#### Material for this task ####

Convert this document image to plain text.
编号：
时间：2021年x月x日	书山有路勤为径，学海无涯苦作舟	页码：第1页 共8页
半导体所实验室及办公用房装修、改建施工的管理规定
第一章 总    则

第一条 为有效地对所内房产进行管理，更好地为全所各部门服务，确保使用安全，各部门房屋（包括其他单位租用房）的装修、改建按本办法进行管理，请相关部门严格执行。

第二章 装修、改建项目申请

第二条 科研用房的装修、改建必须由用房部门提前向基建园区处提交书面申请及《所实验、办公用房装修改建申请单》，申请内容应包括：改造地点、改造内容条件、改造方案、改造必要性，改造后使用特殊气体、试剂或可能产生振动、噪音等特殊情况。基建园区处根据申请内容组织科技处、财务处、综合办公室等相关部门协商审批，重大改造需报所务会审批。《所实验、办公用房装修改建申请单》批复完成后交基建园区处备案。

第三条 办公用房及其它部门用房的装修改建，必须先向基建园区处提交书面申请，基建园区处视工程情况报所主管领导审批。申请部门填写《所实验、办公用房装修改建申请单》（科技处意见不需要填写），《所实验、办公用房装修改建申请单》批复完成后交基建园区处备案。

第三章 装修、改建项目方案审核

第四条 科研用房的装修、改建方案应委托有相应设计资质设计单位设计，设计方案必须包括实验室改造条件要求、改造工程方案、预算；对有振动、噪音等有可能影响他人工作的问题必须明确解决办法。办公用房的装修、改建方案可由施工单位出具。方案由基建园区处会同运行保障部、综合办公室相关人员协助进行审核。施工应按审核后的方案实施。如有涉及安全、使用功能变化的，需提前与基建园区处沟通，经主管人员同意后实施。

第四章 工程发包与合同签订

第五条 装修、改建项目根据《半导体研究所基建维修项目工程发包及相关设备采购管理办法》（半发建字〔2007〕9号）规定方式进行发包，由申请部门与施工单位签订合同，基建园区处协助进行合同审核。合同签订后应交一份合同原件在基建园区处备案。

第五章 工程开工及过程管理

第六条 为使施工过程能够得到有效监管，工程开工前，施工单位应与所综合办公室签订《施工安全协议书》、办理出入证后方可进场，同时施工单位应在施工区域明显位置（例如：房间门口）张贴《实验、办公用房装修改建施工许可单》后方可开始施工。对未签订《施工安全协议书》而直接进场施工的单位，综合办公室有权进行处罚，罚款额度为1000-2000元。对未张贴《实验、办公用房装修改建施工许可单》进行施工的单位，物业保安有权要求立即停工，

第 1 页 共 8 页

####

Here, the records must be output exactly and in full.

Convert this document image to plain text.
编号：
时间：2021年x月x日	书山有路勤为径，学海无涯苦作舟	页码：第1页 共8页
半导体所实验室及办公用房装修、改建施工的管理规定
第一章 总    则

第一条 为有效地对所内房产进行管理，更好地为全所各部门服务，确保使用安全，各部门房屋（包括其他单位租用房）的装修、改建按本办法进行管理，请相关部门严格执行。

第二章 装修、改建项目申请

第二条 科研用房的装修、改建必须由用房部门提前向基建园区处提交书面申请及《所实验、办公用房装修改建申请单》，申请内容应包括：改造地点、改造内容条件、改造方案、改造必要性，改造后使用特殊气体、试剂或可能产生振动、噪音等特殊情况。基建园区处根据申请内容组织科技处、财务处、综合办公室等相关部门协商审批，重大改造需报所务会审批。《所实验、办公用房装修改建申请单》批复完成后交基建园区处备案。

第三条 办公用房及其它部门用房的装修改建，必须先向基建园区处提交书面申请，基建园区处视工程情况报所主管领导审批。申请部门填写《所实验、办公用房装修改建申请单》（科技处意见不需要填写），《所实验、办公用房装修改建申请单》批复完成后交基建园区处备案。

第三章 装修、改建项目方案审核

第四条 科研用房的装修、改建方案应委托有相应设计资质设计单位设计，设计方案必须包括实验室改造条件要求、改造工程方案、预算；对有振动、噪音等有可能影响他人工作的问题必须明确解决办法。办公用房的装修、改建方案可由施工单位出具。方案由基建园区处会同运行保障部、综合办公室相关人员协助进行审核。施工应按审核后的方案实施。如有涉及安全、使用功能变化的，需提前与基建园区处沟通，经主管人员同意后实施。

第四章 工程发包与合同签订

第五条 装修、改建项目根据《半导体研究所基建维修项目工程发包及相关设备采购管理办法》（半发建字〔2007〕9号）规定方式进行发包，由申请部门与施工单位签订合同，基建园区处协助进行合同审核。合同签订后应交一份合同原件在基建园区处备案。

第五章 工程开工及过程管理

第六条 为使施工过程能够得到有效监管，工程开工前，施工单位应与所综合办公室签订《施工安全协议书》、办理出入证后方可进场，同时施工单位应在施工区域明显位置（例如：房间门口）张贴《实验、办公用房装修改建施工许可单》后方可开始施工。对未签订《施工安全协议书》而直接进场施工的单位，综合办公室有权进行处罚，罚款额度为1000-2000元。对未张贴《实验、办公用房装修改建施工许可单》进行施工的单位，物业保安有权要求立即停工，

第 1 页 共 8 页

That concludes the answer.